▶ The request:
Go through the listing and copy each line with the string "University".

[Stored items]

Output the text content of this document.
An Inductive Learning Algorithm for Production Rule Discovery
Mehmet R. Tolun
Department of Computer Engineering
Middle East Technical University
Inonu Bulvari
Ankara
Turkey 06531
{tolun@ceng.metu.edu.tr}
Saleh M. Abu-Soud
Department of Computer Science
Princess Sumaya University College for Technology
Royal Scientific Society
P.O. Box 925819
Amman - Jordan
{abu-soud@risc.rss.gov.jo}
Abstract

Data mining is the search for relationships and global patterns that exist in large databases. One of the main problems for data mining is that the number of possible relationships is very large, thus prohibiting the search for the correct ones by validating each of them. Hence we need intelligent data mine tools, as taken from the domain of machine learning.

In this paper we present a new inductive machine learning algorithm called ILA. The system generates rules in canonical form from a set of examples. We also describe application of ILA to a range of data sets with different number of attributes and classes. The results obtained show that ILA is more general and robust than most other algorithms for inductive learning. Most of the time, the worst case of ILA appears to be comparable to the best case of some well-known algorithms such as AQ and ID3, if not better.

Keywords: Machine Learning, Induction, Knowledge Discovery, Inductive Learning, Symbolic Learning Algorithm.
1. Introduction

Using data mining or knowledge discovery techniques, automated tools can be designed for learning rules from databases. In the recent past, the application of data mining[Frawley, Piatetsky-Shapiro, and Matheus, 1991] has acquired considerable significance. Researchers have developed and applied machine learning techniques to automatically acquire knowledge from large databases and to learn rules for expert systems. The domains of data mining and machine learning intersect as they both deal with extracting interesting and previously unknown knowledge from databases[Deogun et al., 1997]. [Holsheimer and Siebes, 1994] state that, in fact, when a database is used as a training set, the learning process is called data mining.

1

▶ Response:
Middle East Technical University
Princess Sumaya University College for Technology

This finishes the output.